DO THIS
Without including any pictures, copy each entry below exactly.
------------------------------------
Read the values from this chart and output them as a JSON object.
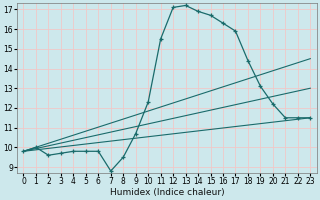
{
  "xlabel": "Humidex (Indice chaleur)",
  "bg_color": "#cde8ec",
  "grid_color": "#f0c8c8",
  "line_color": "#1a6b6b",
  "xlim": [
    -0.5,
    23.5
  ],
  "ylim": [
    8.7,
    17.3
  ],
  "yticks": [
    9,
    10,
    11,
    12,
    13,
    14,
    15,
    16,
    17
  ],
  "xticks": [
    0,
    1,
    2,
    3,
    4,
    5,
    6,
    7,
    8,
    9,
    10,
    11,
    12,
    13,
    14,
    15,
    16,
    17,
    18,
    19,
    20,
    21,
    22,
    23
  ],
  "main_line": {
    "x": [
      0,
      1,
      2,
      3,
      4,
      5,
      6,
      7,
      8,
      9,
      10,
      11,
      12,
      13,
      14,
      15,
      16,
      17,
      18,
      19,
      20,
      21,
      22,
      23
    ],
    "y": [
      9.8,
      10.0,
      9.6,
      9.7,
      9.8,
      9.8,
      9.8,
      8.8,
      9.5,
      10.7,
      12.3,
      15.5,
      17.1,
      17.2,
      16.9,
      16.7,
      16.3,
      15.9,
      14.4,
      13.1,
      12.2,
      11.5,
      11.5,
      11.5
    ]
  },
  "trend_lines": [
    {
      "x": [
        0,
        23
      ],
      "y": [
        9.8,
        11.5
      ]
    },
    {
      "x": [
        0,
        23
      ],
      "y": [
        9.8,
        13.0
      ]
    },
    {
      "x": [
        0,
        23
      ],
      "y": [
        9.8,
        14.5
      ]
    }
  ]
}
------------------------------------
REPLY
Read the values from this chart and output them as a JSON object.
{
  "xlabel": "Humidex (Indice chaleur)",
  "bg_color": "#cde8ec",
  "grid_color": "#f0c8c8",
  "line_color": "#1a6b6b",
  "xlim": [
    -0.5,
    23.5
  ],
  "ylim": [
    8.7,
    17.3
  ],
  "yticks": [
    9,
    10,
    11,
    12,
    13,
    14,
    15,
    16,
    17
  ],
  "xticks": [
    0,
    1,
    2,
    3,
    4,
    5,
    6,
    7,
    8,
    9,
    10,
    11,
    12,
    13,
    14,
    15,
    16,
    17,
    18,
    19,
    20,
    21,
    22,
    23
  ],
  "main_line": {
    "x": [
      0,
      1,
      2,
      3,
      4,
      5,
      6,
      7,
      8,
      9,
      10,
      11,
      12,
      13,
      14,
      15,
      16,
      17,
      18,
      19,
      20,
      21,
      22,
      23
    ],
    "y": [
      9.8,
      10.0,
      9.6,
      9.7,
      9.8,
      9.8,
      9.8,
      8.8,
      9.5,
      10.7,
      12.3,
      15.5,
      17.1,
      17.2,
      16.9,
      16.7,
      16.3,
      15.9,
      14.4,
      13.1,
      12.2,
      11.5,
      11.5,
      11.5
    ]
  },
  "trend_lines": [
    {
      "x": [
        0,
        23
      ],
      "y": [
        9.8,
        11.5
      ]
    },
    {
      "x": [
        0,
        23
      ],
      "y": [
        9.8,
        13.0
      ]
    },
    {
      "x": [
        0,
        23
      ],
      "y": [
        9.8,
        14.5
      ]
    }
  ]
}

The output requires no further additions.